Exercise prompt:
Return all lines with the word "color" in them.

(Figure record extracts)
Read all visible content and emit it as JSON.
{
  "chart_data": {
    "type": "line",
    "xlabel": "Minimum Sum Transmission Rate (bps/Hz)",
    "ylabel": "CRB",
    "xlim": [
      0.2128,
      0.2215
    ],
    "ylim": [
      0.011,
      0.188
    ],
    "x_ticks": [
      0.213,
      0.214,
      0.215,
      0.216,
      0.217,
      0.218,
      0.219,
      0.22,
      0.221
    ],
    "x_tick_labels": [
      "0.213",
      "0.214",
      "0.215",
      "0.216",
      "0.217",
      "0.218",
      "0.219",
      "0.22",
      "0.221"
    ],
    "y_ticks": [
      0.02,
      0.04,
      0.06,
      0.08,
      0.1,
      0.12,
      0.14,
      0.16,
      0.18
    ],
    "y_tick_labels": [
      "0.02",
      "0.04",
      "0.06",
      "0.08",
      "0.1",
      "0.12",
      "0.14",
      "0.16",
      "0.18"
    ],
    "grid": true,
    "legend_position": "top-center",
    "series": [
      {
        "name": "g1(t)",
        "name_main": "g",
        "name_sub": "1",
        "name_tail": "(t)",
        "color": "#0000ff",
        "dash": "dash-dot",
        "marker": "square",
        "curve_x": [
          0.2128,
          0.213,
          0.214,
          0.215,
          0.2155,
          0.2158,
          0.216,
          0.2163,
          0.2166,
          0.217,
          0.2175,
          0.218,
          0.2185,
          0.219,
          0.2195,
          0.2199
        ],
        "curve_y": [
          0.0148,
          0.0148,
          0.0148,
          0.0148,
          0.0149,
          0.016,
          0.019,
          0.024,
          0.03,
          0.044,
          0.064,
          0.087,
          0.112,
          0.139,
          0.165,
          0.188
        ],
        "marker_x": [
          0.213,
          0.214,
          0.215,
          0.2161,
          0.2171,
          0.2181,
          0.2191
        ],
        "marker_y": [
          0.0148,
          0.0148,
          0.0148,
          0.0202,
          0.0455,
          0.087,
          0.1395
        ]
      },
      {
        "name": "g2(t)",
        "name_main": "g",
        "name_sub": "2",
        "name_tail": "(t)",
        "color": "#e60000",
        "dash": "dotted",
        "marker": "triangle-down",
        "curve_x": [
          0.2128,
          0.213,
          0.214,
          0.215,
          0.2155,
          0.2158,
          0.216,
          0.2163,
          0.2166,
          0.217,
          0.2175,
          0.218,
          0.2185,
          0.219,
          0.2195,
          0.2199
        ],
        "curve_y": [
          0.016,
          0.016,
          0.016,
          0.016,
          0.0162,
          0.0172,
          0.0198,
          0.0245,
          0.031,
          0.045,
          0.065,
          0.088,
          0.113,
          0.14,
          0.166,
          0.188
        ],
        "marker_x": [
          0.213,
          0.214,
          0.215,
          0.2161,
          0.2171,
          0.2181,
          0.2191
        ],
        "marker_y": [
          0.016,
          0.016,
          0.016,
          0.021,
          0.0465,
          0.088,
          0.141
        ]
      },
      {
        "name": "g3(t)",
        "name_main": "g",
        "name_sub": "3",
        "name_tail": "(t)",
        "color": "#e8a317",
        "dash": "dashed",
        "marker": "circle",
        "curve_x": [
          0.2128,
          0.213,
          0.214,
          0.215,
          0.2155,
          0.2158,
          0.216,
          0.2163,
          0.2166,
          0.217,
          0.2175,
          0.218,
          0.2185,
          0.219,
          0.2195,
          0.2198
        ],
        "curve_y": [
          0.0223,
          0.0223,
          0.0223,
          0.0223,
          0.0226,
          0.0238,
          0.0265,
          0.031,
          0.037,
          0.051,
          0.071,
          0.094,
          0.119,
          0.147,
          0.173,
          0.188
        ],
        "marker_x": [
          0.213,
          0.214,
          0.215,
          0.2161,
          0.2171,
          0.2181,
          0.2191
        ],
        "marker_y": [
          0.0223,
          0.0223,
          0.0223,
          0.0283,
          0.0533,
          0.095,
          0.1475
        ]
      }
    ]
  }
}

Answer to this task:
        "color": "#0000ff",
        "color": "#e60000",
        "color": "#e8a317",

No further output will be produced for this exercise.